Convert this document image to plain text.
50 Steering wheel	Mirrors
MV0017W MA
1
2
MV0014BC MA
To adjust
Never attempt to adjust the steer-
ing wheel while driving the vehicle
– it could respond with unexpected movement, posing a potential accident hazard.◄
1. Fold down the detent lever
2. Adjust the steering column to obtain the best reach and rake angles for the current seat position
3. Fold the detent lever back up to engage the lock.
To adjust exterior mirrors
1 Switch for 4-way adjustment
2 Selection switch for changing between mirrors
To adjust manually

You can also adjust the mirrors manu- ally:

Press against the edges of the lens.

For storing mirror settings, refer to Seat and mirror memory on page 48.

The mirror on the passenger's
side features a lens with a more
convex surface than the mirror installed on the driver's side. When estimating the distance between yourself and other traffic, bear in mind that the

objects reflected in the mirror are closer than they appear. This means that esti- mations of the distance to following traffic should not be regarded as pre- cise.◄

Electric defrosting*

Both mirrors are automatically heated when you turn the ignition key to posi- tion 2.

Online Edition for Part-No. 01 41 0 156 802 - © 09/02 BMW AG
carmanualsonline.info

※

> [DIRECTIVE]
Each record above should be returned exactly as it appears.

> [EXERCISE ANSWER]
Convert this document image to plain text.
50 Steering wheel	Mirrors
MV0017W MA
1
2
MV0014BC MA
To adjust
Never attempt to adjust the steer-
ing wheel while driving the vehicle
– it could respond with unexpected movement, posing a potential accident hazard.◄
1. Fold down the detent lever
2. Adjust the steering column to obtain the best reach and rake angles for the current seat position
3. Fold the detent lever back up to engage the lock.
To adjust exterior mirrors
1 Switch for 4-way adjustment
2 Selection switch for changing between mirrors
To adjust manually

You can also adjust the mirrors manu- ally:

Press against the edges of the lens.

For storing mirror settings, refer to Seat and mirror memory on page 48.

The mirror on the passenger's
side features a lens with a more
convex surface than the mirror installed on the driver's side. When estimating the distance between yourself and other traffic, bear in mind that the

objects reflected in the mirror are closer than they appear. This means that esti- mations of the distance to following traffic should not be regarded as pre- cise.◄

Electric defrosting*

Both mirrors are automatically heated when you turn the ignition key to posi- tion 2.

Online Edition for Part-No. 01 41 0 156 802 - © 09/02 BMW AG
carmanualsonline.info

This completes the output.